▶ **Task directions**:
Check every line below for the word "data" and copy the ones that have it.

>> Start

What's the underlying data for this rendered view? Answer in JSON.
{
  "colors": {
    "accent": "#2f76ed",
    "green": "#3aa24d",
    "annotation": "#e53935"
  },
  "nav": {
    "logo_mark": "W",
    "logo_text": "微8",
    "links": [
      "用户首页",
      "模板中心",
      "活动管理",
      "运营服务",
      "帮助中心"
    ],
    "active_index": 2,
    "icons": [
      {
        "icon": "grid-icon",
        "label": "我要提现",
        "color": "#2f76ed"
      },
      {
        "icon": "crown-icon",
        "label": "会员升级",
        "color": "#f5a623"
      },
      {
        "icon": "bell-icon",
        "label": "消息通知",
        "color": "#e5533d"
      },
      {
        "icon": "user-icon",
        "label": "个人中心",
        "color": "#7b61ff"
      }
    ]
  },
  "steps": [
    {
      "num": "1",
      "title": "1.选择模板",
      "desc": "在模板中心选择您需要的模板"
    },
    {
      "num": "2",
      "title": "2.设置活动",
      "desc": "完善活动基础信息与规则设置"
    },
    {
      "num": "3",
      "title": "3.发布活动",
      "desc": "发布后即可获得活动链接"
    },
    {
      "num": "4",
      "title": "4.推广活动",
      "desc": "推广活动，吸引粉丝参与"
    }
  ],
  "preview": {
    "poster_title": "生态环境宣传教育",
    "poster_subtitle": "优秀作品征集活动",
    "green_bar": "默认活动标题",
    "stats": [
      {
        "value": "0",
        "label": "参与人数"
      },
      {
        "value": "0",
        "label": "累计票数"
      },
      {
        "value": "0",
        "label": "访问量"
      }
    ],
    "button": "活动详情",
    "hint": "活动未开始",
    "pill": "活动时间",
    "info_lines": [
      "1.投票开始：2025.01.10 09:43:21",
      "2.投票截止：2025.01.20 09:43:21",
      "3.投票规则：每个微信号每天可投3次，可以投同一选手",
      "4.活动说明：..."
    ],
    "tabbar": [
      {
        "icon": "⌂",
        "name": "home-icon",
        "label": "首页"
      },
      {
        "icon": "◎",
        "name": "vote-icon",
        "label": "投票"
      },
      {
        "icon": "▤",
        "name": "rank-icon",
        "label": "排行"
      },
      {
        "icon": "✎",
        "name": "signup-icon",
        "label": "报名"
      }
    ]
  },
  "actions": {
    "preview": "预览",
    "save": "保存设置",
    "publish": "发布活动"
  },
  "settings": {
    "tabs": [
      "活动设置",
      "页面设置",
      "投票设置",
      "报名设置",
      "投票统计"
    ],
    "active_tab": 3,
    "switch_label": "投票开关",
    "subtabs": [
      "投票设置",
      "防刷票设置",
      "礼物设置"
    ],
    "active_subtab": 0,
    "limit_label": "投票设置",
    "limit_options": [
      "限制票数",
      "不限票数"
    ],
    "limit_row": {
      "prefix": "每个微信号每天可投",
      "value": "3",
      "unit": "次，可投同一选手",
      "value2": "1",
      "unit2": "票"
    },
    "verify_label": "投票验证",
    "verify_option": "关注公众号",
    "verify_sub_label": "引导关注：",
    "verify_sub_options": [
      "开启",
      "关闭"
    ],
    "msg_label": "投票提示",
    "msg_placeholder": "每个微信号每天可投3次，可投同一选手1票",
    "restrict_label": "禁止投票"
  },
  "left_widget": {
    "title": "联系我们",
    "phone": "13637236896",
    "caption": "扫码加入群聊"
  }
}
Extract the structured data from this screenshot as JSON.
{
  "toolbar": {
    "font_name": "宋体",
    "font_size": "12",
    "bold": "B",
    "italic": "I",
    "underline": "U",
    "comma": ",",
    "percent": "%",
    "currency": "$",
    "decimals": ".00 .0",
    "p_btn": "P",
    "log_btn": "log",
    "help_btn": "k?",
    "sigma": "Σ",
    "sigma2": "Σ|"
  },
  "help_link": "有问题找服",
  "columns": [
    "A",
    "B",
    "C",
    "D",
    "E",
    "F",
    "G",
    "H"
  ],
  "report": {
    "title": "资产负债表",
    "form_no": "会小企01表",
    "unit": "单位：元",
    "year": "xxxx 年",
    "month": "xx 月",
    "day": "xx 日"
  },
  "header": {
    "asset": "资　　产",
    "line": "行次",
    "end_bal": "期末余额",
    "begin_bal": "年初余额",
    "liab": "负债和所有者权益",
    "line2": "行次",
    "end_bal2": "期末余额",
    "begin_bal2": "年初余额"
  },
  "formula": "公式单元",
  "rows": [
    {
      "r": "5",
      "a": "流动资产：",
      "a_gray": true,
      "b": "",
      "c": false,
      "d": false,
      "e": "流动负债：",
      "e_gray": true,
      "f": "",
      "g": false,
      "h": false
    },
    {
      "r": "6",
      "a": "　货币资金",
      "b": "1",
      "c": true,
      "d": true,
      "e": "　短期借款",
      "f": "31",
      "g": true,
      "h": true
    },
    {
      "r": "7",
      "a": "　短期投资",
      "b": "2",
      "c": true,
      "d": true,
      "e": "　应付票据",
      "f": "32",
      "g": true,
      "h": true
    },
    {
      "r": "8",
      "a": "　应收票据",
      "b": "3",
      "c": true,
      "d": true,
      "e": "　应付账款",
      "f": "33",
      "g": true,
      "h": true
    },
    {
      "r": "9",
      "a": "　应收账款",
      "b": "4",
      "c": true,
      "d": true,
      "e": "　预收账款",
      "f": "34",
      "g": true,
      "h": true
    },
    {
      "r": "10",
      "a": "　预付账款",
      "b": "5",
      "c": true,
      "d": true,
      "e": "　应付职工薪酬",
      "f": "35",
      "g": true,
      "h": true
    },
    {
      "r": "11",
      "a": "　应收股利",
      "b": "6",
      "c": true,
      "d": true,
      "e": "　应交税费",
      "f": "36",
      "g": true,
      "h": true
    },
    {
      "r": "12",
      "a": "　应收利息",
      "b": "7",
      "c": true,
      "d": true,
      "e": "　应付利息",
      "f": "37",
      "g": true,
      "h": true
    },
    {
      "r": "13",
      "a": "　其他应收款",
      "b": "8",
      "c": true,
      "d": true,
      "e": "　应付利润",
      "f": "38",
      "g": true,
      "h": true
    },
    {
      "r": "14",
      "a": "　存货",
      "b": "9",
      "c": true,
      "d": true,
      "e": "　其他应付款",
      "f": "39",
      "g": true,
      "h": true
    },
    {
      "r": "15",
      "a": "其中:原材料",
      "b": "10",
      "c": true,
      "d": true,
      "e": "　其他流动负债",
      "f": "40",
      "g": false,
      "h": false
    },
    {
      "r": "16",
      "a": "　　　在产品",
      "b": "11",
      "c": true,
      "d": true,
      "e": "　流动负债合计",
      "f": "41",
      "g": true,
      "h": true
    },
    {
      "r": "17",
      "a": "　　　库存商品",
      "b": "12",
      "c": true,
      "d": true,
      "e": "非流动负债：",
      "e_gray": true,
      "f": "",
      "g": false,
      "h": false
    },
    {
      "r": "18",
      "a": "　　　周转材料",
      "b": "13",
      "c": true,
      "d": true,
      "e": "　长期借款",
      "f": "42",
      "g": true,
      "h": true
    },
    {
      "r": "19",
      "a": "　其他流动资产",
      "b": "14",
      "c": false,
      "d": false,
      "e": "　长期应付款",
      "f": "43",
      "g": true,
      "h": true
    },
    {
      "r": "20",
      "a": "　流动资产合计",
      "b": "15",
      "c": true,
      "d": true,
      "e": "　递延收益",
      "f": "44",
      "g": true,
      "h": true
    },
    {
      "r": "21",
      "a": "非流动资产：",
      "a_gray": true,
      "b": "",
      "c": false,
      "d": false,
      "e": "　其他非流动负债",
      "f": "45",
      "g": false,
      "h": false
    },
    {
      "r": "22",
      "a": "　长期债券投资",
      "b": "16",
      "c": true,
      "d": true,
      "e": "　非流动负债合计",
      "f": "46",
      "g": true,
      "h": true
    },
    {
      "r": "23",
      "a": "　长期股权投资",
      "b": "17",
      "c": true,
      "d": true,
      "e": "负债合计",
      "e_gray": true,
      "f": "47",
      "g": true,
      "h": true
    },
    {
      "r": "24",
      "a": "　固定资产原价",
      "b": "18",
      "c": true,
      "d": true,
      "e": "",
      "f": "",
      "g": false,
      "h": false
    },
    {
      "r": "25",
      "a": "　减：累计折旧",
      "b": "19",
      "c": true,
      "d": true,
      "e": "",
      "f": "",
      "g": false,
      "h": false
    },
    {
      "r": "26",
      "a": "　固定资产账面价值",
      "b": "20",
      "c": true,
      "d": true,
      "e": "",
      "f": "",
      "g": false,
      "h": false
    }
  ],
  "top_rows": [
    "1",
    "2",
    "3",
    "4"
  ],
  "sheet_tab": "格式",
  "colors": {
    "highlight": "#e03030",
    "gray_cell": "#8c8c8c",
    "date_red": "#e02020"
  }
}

>> End

▶ **Exercise answer**:
What's the underlying data for this rendered view? Answer in JSON.
Extract the structured data from this screenshot as JSON.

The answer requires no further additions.